▸ What to work on: Filter the material below so that only lines containing "China" remain.

[[ Given data open ]]

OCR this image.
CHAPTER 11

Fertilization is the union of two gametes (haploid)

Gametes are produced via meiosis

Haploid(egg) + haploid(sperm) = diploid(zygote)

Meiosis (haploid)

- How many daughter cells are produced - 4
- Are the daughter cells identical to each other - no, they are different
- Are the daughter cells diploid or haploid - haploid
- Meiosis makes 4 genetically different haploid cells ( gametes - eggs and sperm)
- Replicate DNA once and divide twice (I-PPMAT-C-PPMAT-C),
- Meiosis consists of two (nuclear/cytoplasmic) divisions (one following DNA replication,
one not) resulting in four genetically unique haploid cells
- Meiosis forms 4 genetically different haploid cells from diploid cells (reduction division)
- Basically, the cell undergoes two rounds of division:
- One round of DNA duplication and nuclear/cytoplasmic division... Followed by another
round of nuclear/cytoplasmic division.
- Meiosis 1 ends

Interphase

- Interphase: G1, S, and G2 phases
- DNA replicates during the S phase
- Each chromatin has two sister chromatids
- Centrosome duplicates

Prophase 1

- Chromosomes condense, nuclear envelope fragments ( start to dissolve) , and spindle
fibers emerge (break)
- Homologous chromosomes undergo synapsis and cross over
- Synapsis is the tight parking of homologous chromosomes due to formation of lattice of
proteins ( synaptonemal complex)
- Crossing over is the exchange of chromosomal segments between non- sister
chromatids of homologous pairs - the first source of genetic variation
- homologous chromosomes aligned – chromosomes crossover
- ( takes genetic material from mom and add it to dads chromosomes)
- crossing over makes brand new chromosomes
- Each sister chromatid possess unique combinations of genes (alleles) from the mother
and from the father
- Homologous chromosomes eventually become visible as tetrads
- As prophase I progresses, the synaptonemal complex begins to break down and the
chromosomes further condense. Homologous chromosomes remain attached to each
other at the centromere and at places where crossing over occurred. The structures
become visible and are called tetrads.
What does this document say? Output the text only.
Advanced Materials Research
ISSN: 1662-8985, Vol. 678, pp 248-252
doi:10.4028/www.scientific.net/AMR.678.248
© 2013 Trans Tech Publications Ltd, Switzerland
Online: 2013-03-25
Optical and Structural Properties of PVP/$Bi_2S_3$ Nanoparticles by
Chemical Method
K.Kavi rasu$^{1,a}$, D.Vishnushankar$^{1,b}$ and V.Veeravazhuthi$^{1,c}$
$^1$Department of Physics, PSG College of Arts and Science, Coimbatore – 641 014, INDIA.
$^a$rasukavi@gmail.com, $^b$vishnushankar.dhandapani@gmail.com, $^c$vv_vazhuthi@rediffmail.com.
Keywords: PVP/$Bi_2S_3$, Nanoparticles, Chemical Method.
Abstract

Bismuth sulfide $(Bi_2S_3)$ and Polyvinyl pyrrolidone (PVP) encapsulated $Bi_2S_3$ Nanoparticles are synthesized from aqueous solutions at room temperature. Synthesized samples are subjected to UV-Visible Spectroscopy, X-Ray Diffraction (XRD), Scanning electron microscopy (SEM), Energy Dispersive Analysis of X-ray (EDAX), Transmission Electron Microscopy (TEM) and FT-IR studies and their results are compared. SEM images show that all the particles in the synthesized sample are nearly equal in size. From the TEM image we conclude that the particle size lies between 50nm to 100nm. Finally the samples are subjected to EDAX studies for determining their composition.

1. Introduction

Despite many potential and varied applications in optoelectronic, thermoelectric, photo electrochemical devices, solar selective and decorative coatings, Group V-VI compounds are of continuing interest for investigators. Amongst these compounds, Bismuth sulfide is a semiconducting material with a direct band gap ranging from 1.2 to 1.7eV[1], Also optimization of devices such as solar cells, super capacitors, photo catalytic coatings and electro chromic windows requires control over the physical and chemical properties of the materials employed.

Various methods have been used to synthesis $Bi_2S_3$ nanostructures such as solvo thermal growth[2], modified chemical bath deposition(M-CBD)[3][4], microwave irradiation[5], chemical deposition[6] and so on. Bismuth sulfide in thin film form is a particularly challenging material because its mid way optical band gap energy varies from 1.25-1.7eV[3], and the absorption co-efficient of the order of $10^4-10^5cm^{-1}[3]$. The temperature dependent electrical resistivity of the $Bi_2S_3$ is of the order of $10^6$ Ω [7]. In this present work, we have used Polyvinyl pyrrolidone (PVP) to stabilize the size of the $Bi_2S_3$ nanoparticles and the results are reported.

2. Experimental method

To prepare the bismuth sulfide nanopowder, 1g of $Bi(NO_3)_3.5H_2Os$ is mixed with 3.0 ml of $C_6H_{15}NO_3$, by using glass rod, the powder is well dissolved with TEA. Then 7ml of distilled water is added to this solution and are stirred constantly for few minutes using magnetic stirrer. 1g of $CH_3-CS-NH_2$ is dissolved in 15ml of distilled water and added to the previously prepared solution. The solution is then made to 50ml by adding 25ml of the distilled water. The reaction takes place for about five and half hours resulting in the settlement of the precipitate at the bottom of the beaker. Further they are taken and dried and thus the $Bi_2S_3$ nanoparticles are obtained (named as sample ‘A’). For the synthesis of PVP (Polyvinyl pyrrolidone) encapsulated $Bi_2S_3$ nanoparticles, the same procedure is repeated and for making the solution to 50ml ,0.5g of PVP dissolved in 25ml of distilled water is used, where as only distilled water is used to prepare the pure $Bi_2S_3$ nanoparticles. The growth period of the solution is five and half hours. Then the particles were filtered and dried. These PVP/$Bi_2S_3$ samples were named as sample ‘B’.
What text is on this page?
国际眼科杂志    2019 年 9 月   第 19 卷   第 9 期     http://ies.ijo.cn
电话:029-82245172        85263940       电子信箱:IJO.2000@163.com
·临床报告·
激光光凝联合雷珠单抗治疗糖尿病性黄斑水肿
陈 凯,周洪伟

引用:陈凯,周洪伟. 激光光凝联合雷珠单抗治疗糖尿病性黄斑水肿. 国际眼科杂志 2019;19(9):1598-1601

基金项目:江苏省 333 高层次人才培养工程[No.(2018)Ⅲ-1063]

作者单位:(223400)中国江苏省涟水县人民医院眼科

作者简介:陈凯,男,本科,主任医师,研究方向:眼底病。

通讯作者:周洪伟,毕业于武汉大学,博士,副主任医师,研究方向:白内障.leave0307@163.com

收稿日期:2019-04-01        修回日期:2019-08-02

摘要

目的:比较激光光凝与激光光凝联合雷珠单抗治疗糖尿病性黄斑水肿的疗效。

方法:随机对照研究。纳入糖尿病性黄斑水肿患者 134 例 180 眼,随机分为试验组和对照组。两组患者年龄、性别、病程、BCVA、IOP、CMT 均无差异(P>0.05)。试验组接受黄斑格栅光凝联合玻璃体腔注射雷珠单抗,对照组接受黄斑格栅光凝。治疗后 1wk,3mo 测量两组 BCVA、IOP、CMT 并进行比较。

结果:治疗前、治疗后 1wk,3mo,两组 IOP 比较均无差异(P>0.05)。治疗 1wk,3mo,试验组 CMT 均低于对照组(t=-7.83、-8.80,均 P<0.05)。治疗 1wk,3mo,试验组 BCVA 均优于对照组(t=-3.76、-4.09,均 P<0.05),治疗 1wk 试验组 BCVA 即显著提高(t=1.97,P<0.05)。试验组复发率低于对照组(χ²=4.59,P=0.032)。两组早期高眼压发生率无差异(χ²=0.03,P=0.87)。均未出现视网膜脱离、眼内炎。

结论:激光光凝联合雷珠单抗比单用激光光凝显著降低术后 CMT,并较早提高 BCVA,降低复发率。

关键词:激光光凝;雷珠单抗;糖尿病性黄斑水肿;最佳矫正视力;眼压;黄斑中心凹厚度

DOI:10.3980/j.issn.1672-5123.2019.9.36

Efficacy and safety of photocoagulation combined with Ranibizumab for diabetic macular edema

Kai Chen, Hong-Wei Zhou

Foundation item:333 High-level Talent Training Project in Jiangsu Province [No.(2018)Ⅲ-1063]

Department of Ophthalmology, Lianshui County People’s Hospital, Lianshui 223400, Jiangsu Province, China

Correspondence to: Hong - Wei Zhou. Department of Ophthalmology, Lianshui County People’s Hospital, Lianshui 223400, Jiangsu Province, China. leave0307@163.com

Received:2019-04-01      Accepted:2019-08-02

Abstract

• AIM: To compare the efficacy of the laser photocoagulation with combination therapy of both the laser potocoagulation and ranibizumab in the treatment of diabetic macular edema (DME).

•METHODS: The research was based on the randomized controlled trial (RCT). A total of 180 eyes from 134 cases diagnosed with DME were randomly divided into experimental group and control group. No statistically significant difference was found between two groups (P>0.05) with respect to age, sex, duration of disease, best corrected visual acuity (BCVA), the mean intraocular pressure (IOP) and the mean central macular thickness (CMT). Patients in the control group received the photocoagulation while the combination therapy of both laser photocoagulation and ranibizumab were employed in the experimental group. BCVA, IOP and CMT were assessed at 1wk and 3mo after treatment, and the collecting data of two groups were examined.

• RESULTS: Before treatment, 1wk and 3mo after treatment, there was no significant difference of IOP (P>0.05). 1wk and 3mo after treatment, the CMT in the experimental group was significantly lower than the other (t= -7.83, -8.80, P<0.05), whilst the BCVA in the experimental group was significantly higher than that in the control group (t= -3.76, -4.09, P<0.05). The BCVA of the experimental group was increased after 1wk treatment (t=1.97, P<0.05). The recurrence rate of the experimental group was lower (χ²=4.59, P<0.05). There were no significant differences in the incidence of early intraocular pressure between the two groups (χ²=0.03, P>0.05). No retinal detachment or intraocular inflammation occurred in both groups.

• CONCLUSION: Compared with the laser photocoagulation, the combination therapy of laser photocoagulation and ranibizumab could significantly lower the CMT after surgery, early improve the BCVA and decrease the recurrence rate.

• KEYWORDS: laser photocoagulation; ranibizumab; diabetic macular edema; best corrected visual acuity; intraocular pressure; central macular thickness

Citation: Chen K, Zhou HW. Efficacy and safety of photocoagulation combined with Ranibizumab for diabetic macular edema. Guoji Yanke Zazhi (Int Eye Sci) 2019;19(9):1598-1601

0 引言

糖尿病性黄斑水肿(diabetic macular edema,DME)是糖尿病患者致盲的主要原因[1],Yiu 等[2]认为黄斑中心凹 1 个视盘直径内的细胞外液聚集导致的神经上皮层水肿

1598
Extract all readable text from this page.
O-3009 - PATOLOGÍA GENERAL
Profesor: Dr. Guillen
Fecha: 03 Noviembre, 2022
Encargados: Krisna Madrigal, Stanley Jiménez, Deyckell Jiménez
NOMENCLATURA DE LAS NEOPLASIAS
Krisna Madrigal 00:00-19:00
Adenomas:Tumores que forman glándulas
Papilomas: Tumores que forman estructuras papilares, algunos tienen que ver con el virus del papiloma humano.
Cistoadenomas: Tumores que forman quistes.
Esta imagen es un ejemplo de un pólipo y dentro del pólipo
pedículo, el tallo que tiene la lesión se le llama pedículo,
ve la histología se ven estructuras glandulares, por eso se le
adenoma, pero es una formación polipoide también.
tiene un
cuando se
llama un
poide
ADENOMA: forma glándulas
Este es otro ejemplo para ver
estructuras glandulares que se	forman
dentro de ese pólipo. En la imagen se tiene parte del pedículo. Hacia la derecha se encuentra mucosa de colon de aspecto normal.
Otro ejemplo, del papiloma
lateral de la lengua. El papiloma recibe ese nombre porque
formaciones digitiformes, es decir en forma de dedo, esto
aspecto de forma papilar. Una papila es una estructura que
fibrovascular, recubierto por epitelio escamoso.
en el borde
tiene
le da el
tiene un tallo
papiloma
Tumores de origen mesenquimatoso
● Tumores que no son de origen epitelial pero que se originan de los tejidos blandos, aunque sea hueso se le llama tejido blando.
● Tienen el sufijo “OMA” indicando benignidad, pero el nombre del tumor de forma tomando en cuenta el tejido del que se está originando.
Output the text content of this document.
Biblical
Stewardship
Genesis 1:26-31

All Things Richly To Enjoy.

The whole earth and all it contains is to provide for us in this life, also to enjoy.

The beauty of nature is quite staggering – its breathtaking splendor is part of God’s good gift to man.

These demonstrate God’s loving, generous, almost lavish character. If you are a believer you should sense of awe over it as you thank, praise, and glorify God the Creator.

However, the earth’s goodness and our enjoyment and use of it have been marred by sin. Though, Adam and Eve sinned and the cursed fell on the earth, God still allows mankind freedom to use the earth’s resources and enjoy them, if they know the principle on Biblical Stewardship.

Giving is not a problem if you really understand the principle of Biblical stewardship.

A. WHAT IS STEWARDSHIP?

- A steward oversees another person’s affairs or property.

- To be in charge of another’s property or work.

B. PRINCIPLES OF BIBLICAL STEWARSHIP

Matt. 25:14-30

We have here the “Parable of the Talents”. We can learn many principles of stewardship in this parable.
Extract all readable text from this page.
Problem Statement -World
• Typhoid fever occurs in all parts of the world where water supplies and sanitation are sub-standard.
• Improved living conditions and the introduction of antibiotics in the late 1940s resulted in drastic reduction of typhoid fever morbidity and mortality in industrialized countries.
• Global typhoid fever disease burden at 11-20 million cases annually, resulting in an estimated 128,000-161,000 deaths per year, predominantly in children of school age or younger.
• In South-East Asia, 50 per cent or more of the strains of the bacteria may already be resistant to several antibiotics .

[[ Given data closed ]]

▸ Exercise output:
Department of Ophthalmology, Lianshui County People’s Hospital, Lianshui 223400, Jiangsu Province, China
Correspondence to: Hong - Wei Zhou. Department of Ophthalmology, Lianshui County People’s Hospital, Lianshui 223400, Jiangsu Province, China. leave0307@163.com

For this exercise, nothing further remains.